[Start INPUT FOR THIS TASK]
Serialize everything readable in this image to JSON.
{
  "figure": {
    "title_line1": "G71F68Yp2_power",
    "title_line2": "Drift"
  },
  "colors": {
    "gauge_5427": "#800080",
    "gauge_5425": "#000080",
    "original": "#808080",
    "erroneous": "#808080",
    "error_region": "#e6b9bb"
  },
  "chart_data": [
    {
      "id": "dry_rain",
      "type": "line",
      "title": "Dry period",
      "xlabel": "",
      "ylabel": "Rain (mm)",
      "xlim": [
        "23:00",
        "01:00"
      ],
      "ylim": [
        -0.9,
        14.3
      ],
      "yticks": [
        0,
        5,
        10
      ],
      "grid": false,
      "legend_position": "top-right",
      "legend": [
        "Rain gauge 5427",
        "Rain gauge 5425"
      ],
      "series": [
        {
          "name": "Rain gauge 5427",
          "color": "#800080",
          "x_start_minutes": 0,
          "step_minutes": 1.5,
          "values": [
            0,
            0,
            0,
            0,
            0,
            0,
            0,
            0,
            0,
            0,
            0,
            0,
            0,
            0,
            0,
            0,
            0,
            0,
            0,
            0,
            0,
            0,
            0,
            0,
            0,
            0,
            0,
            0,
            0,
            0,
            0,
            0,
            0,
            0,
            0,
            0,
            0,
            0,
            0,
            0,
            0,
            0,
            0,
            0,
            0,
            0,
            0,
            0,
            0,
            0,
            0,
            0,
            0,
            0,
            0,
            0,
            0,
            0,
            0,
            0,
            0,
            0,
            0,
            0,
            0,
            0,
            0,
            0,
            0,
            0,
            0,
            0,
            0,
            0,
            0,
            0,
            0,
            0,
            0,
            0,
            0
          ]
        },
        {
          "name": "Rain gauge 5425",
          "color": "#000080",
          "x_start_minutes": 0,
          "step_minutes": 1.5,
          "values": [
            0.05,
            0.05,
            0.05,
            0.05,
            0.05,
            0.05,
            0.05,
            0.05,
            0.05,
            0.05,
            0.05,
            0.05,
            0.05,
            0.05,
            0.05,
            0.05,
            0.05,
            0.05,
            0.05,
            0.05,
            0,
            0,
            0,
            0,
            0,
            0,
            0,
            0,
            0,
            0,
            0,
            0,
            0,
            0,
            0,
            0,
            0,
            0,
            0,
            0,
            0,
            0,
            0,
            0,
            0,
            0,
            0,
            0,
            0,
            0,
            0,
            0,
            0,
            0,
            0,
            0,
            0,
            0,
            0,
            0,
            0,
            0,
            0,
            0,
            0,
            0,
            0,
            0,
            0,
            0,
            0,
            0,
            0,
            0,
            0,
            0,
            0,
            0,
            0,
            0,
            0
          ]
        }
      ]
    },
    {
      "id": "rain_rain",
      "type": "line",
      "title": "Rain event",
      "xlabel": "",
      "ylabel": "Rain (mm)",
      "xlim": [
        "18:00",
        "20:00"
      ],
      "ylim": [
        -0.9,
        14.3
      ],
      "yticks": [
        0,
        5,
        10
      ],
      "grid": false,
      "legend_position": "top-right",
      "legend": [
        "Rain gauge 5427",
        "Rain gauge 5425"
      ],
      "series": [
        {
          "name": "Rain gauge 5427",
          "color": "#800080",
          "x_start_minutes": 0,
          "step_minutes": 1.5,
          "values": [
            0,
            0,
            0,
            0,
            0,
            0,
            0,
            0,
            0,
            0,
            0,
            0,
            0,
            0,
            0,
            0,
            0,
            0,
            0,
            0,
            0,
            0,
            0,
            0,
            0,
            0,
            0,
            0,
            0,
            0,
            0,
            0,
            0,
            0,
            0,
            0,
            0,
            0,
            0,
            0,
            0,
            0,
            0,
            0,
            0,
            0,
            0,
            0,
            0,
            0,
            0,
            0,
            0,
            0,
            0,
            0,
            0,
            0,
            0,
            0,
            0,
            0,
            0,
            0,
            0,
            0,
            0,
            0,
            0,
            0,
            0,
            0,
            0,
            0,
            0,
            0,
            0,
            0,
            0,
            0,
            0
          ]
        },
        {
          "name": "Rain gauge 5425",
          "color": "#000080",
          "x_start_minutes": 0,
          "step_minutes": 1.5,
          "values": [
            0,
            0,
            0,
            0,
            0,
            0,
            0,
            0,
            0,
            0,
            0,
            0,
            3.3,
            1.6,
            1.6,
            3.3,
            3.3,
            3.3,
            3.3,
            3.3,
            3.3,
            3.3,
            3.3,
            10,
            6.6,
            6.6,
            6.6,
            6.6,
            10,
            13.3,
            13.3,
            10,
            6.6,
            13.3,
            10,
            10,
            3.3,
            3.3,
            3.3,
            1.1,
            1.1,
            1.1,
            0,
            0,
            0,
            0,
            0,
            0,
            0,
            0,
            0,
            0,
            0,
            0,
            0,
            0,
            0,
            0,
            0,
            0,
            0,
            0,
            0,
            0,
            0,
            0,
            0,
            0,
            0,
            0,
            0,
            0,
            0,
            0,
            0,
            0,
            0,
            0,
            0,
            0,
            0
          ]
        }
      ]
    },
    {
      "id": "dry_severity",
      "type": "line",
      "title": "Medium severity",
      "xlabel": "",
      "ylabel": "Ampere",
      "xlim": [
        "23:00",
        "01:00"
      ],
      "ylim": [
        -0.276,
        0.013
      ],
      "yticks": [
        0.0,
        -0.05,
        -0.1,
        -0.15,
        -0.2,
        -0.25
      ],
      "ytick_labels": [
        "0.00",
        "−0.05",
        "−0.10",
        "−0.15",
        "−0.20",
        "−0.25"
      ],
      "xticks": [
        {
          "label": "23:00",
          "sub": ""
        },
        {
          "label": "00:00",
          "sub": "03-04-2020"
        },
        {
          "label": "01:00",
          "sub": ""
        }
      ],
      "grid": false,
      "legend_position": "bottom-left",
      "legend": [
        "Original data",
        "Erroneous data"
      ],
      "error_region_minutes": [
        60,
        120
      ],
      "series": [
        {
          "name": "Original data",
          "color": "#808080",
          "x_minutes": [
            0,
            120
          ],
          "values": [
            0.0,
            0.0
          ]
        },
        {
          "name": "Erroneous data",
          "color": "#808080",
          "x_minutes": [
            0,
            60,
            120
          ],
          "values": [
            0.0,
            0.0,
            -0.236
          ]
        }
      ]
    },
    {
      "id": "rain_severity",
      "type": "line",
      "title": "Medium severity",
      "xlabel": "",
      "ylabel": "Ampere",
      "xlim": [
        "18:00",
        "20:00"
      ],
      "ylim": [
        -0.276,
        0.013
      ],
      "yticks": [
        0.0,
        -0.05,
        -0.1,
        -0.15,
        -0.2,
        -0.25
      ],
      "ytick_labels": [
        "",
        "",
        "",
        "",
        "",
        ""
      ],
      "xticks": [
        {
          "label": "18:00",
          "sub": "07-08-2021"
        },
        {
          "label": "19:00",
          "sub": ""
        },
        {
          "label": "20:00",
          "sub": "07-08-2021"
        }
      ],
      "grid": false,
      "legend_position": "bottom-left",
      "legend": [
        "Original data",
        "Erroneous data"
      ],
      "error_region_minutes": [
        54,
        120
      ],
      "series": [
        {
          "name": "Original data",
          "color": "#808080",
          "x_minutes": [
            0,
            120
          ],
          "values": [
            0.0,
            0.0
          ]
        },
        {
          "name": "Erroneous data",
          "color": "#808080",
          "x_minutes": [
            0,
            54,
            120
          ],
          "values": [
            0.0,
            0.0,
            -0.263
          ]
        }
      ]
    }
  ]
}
[End INPUT FOR THIS TASK]
=== EXERCISE GOAL ===
Send back all of the entries exactly, with nothing missing.

=== TASK RESULT ===
Serialize everything readable in this image to JSON.
{
  "figure": {
    "title_line1": "G71F68Yp2_power",
    "title_line2": "Drift"
  },
  "colors": {
    "gauge_5427": "#800080",
    "gauge_5425": "#000080",
    "original": "#808080",
    "erroneous": "#808080",
    "error_region": "#e6b9bb"
  },
  "chart_data": [
    {
      "id": "dry_rain",
      "type": "line",
      "title": "Dry period",
      "xlabel": "",
      "ylabel": "Rain (mm)",
      "xlim": [
        "23:00",
        "01:00"
      ],
      "ylim": [
        -0.9,
        14.3
      ],
      "yticks": [
        0,
        5,
        10
      ],
      "grid": false,
      "legend_position": "top-right",
      "legend": [
        "Rain gauge 5427",
        "Rain gauge 5425"
      ],
      "series": [
        {
          "name": "Rain gauge 5427",
          "color": "#800080",
          "x_start_minutes": 0,
          "step_minutes": 1.5,
          "values": [
            0,
            0,
            0,
            0,
            0,
            0,
            0,
            0,
            0,
            0,
            0,
            0,
            0,
            0,
            0,
            0,
            0,
            0,
            0,
            0,
            0,
            0,
            0,
            0,
            0,
            0,
            0,
            0,
            0,
            0,
            0,
            0,
            0,
            0,
            0,
            0,
            0,
            0,
            0,
            0,
            0,
            0,
            0,
            0,
            0,
            0,
            0,
            0,
            0,
            0,
            0,
            0,
            0,
            0,
            0,
            0,
            0,
            0,
            0,
            0,
            0,
            0,
            0,
            0,
            0,
            0,
            0,
            0,
            0,
            0,
            0,
            0,
            0,
            0,
            0,
            0,
            0,
            0,
            0,
            0,
            0
          ]
        },
        {
          "name": "Rain gauge 5425",
          "color": "#000080",
          "x_start_minutes": 0,
          "step_minutes": 1.5,
          "values": [
            0.05,
            0.05,
            0.05,
            0.05,
            0.05,
            0.05,
            0.05,
            0.05,
            0.05,
            0.05,
            0.05,
            0.05,
            0.05,
            0.05,
            0.05,
            0.05,
            0.05,
            0.05,
            0.05,
            0.05,
            0,
            0,
            0,
            0,
            0,
            0,
            0,
            0,
            0,
            0,
            0,
            0,
            0,
            0,
            0,
            0,
            0,
            0,
            0,
            0,
            0,
            0,
            0,
            0,
            0,
            0,
            0,
            0,
            0,
            0,
            0,
            0,
            0,
            0,
            0,
            0,
            0,
            0,
            0,
            0,
            0,
            0,
            0,
            0,
            0,
            0,
            0,
            0,
            0,
            0,
            0,
            0,
            0,
            0,
            0,
            0,
            0,
            0,
            0,
            0,
            0
          ]
        }
      ]
    },
    {
      "id": "rain_rain",
      "type": "line",
      "title": "Rain event",
      "xlabel": "",
      "ylabel": "Rain (mm)",
      "xlim": [
        "18:00",
        "20:00"
      ],
      "ylim": [
        -0.9,
        14.3
      ],
      "yticks": [
        0,
        5,
        10
      ],
      "grid": false,
      "legend_position": "top-right",
      "legend": [
        "Rain gauge 5427",
        "Rain gauge 5425"
      ],
      "series": [
        {
          "name": "Rain gauge 5427",
          "color": "#800080",
          "x_start_minutes": 0,
          "step_minutes": 1.5,
          "values": [
            0,
            0,
            0,
            0,
            0,
            0,
            0,
            0,
            0,
            0,
            0,
            0,
            0,
            0,
            0,
            0,
            0,
            0,
            0,
            0,
            0,
            0,
            0,
            0,
            0,
            0,
            0,
            0,
            0,
            0,
            0,
            0,
            0,
            0,
            0,
            0,
            0,
            0,
            0,
            0,
            0,
            0,
            0,
            0,
            0,
            0,
            0,
            0,
            0,
            0,
            0,
            0,
            0,
            0,
            0,
            0,
            0,
            0,
            0,
            0,
            0,
            0,
            0,
            0,
            0,
            0,
            0,
            0,
            0,
            0,
            0,
            0,
            0,
            0,
            0,
            0,
            0,
            0,
            0,
            0,
            0
          ]
        },
        {
          "name": "Rain gauge 5425",
          "color": "#000080",
          "x_start_minutes": 0,
          "step_minutes": 1.5,
          "values": [
            0,
            0,
            0,
            0,
            0,
            0,
            0,
            0,
            0,
            0,
            0,
            0,
            3.3,
            1.6,
            1.6,
            3.3,
            3.3,
            3.3,
            3.3,
            3.3,
            3.3,
            3.3,
            3.3,
            10,
            6.6,
            6.6,
            6.6,
            6.6,
            10,
            13.3,
            13.3,
            10,
            6.6,
            13.3,
            10,
            10,
            3.3,
            3.3,
            3.3,
            1.1,
            1.1,
            1.1,
            0,
            0,
            0,
            0,
            0,
            0,
            0,
            0,
            0,
            0,
            0,
            0,
            0,
            0,
            0,
            0,
            0,
            0,
            0,
            0,
            0,
            0,
            0,
            0,
            0,
            0,
            0,
            0,
            0,
            0,
            0,
            0,
            0,
            0,
            0,
            0,
            0,
            0,
            0
          ]
        }
      ]
    },
    {
      "id": "dry_severity",
      "type": "line",
      "title": "Medium severity",
      "xlabel": "",
      "ylabel": "Ampere",
      "xlim": [
        "23:00",
        "01:00"
      ],
      "ylim": [
        -0.276,
        0.013
      ],
      "yticks": [
        0.0,
        -0.05,
        -0.1,
        -0.15,
        -0.2,
        -0.25
      ],
      "ytick_labels": [
        "0.00",
        "−0.05",
        "−0.10",
        "−0.15",
        "−0.20",
        "−0.25"
      ],
      "xticks": [
        {
          "label": "23:00",
          "sub": ""
        },
        {
          "label": "00:00",
          "sub": "03-04-2020"
        },
        {
          "label": "01:00",
          "sub": ""
        }
      ],
      "grid": false,
      "legend_position": "bottom-left",
      "legend": [
        "Original data",
        "Erroneous data"
      ],
      "error_region_minutes": [
        60,
        120
      ],
      "series": [
        {
          "name": "Original data",
          "color": "#808080",
          "x_minutes": [
            0,
            120
          ],
          "values": [
            0.0,
            0.0
          ]
        },
        {
          "name": "Erroneous data",
          "color": "#808080",
          "x_minutes": [
            0,
            60,
            120
          ],
          "values": [
            0.0,
            0.0,
            -0.236
          ]
        }
      ]
    },
    {
      "id": "rain_severity",
      "type": "line",
      "title": "Medium severity",
      "xlabel": "",
      "ylabel": "Ampere",
      "xlim": [
        "18:00",
        "20:00"
      ],
      "ylim": [
        -0.276,
        0.013
      ],
      "yticks": [
        0.0,
        -0.05,
        -0.1,
        -0.15,
        -0.2,
        -0.25
      ],
      "ytick_labels": [
        "",
        "",
        "",
        "",
        "",
        ""
      ],
      "xticks": [
        {
          "label": "18:00",
          "sub": "07-08-2021"
        },
        {
          "label": "19:00",
          "sub": ""
        },
        {
          "label": "20:00",
          "sub": "07-08-2021"
        }
      ],
      "grid": false,
      "legend_position": "bottom-left",
      "legend": [
        "Original data",
        "Erroneous data"
      ],
      "error_region_minutes": [
        54,
        120
      ],
      "series": [
        {
          "name": "Original data",
          "color": "#808080",
          "x_minutes": [
            0,
            120
          ],
          "values": [
            0.0,
            0.0
          ]
        },
        {
          "name": "Erroneous data",
          "color": "#808080",
          "x_minutes": [
            0,
            54,
            120
          ],
          "values": [
            0.0,
            0.0,
            -0.263
          ]
        }
      ]
    }
  ]
}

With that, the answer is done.